Provided passage:

The Magus was like that. I got about 3/4 of the way through and called it quits. How many times can the same guy get fooled in the same way over and over and over? I wanted to drown him to put us out of our misery. It was like Fowles was chuffed with his own genius of an inside joke and had to keep replaying the moment...like talking to hear yourself talk.

125CarlosMcRey
Dec 4, 2010, 8:24 pm

#124 - Good call, Bookmarque, I had forgotten about The Magus. It certainly didn't help that he kept asserting how he had it all figured out just before the rug pulled out from under him, yet again.

126Bookmarque
Dec 4, 2010, 10:34 pm

Exactly! What a doofus. I still have the book, so if I'm feeling especially masochistic, I might try it again.

127rolandperkins
Edited: Dec 5, 2010, 4:03 am

On 124-125:

I suppose youʻve heard the Woody Allen anecdote:

Asked what he would do differently, if he had his whole life to live over again, he answered:
"Possibly, I would pass up seeing (the film)
The Magus.*

*Another version , more complimentary to the film, has him saying, "I wouldnʻt see The Magus THREE times!"

128Kathleen828
Dec 5, 2010, 3:14 pm

Ulysses by James Joyce is without doubt the worst "classic" I've ever encountered. I've read it twice, studied it in university lit class, and can appreciate the genius it took to write it - but I hate it.

129LisaStens
Dec 5, 2010, 5:01 pm

I couldn't finish that book! I got through 100 pages but then had to give up. I do not handle stream of consciousness novels very well, that's just a limitation I have. I am a slave to some kind of linear plot. As hard as I try to just relax and let it all flow over and through me I inevitably, subconsciously try to make some kind of sense to it and get ridiculously anxious when I can't.

130jburlinson
Dec 5, 2010, 8:01 pm

I don't know if Infinite Jest would be considered a modern classic or not, but it certainly has a multitude of advocates and is one of the 1001 Books You Must Read Before You Die, the Guardian 1000 and Time's All-Time 100 Novels.

And it's title is marvelously accurate. Infinite, in that I will never finish it. And the jest is there in abundance; it's just that I resent being its butt.

131bookishbunny
Dec 5, 2010, 10:53 pm

To memory, Great Expectations, which is rather ironic.

132millhold
Dec 7, 2010, 3:18 pm

Over the years, I've often thought that some of the "classics" I've had to slog through would have made excellent short stories.

Being one of those folks who insists on reading every blasted word the author wrote, and the editors/publishers allowed to remain in the final text--by the time I finished the ones that I found painful--I wanted to get out my blue pencil and start slicing and dicing!

However, some I've read again, and found an appreciation for. Others, I've read again, and wanted a gross of blue pencils!

133littlegeek
Dec 7, 2010, 7:34 pm

I read Infinite Jest this year and it's without a doubt one of the best books I've read in my entire life. I really want to start reading it again, but feel like it's best to wait....if you've read it, you know why.

134Eohna
Dec 22, 2010, 6:42 pm

Wuthering Heights. I hated that book with a passionate intensity.

135DeusExLibrus
Dec 24, 2010, 7:53 pm

Romeo and Juliet There are some Shakespeare plays I like, this one just never grabbed me.

136Phocion
Dec 24, 2010, 7:55 pm

135: It loses a lot of its charm when If-You-Know-What-I-Mean Mercutio is killed, and the comedy turns into a tragedy.

137jnwelch
Dec 28, 2010, 11:36 am

That's a hard moment in the play, no question about it. He's such an interesting character; there's usually an "oh no" reaction in the audience when he's killed, even when people know it's coming.

Data for review:
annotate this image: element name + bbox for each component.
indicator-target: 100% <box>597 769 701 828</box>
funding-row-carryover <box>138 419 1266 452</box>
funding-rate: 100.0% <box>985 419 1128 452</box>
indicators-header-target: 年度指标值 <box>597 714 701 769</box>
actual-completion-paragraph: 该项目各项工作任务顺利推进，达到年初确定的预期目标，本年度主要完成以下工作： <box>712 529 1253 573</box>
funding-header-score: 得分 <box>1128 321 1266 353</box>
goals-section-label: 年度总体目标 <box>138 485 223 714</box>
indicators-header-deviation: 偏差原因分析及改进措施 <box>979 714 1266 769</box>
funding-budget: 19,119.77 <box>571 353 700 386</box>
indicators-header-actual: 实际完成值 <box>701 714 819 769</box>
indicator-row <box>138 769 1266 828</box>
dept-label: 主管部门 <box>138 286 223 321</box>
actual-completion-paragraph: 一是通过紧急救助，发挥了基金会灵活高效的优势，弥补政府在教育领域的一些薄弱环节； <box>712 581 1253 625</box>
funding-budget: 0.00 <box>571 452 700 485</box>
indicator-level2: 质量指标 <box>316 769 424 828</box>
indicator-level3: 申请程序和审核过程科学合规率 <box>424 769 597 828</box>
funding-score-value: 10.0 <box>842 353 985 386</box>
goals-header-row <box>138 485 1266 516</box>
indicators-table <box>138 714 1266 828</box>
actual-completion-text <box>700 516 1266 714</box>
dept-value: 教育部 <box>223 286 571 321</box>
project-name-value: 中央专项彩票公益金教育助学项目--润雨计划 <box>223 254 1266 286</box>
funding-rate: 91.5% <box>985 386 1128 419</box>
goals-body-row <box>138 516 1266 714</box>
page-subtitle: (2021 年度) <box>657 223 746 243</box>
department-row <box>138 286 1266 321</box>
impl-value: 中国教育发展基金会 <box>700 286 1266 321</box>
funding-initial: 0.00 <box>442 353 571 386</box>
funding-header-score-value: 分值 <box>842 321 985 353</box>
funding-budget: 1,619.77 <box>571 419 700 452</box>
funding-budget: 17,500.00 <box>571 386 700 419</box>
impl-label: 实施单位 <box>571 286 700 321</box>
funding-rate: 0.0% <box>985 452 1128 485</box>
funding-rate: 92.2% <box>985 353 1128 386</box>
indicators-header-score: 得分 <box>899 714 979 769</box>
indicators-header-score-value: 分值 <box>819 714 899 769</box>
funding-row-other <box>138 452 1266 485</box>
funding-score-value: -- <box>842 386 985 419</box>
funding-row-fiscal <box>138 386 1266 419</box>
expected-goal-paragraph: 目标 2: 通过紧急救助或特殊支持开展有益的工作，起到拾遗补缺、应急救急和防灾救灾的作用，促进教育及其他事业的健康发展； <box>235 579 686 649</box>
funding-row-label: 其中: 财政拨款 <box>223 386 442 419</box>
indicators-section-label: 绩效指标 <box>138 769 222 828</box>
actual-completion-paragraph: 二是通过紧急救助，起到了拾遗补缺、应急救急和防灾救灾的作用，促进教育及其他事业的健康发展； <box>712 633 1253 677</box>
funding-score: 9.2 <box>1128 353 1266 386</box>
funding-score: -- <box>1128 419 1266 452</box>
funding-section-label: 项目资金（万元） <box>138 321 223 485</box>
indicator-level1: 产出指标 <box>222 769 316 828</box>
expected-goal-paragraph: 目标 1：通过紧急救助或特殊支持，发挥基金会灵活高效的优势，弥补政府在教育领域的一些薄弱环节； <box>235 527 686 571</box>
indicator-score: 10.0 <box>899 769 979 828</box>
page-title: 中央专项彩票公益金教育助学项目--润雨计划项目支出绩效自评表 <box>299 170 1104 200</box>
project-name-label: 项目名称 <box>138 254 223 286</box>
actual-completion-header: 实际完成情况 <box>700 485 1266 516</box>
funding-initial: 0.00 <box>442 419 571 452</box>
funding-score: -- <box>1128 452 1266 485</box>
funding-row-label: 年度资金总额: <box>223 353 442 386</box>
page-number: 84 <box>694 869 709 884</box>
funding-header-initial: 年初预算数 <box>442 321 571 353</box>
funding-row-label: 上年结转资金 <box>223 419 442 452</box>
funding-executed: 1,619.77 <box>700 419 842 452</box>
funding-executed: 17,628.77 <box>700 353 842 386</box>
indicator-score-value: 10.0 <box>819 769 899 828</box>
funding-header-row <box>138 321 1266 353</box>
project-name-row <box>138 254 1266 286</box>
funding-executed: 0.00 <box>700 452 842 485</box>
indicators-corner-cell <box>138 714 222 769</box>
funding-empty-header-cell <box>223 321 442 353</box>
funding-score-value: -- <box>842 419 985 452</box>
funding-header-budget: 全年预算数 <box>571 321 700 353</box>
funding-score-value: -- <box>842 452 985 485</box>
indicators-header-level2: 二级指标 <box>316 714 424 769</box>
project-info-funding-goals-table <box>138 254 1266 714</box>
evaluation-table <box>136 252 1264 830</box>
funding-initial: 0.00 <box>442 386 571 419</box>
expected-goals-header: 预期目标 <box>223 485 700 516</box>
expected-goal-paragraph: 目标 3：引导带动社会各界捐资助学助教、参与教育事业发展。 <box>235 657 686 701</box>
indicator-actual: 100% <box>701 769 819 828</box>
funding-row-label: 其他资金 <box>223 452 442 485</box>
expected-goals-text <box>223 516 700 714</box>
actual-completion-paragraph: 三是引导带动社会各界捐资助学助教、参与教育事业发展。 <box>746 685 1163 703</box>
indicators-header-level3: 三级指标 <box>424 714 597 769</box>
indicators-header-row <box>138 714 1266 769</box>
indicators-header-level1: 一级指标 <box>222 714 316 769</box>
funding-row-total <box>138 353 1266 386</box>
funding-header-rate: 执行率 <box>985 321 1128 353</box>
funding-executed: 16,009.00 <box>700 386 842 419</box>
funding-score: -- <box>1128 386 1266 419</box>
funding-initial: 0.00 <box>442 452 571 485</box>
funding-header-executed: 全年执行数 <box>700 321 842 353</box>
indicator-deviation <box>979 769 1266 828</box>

Task details:
From the forum thread on disliked classics above, extract word for word the stretch that begins at "I don't know" and stops after "All-Time 100 Novels.".

Solution:
I don't know if Infinite Jest would be considered a modern classic or not, but it certainly has a multitude of advocates and is one of the 1001 Books You Must Read Before You Die, the Guardian 1000 and Time's All-Time 100 Novels.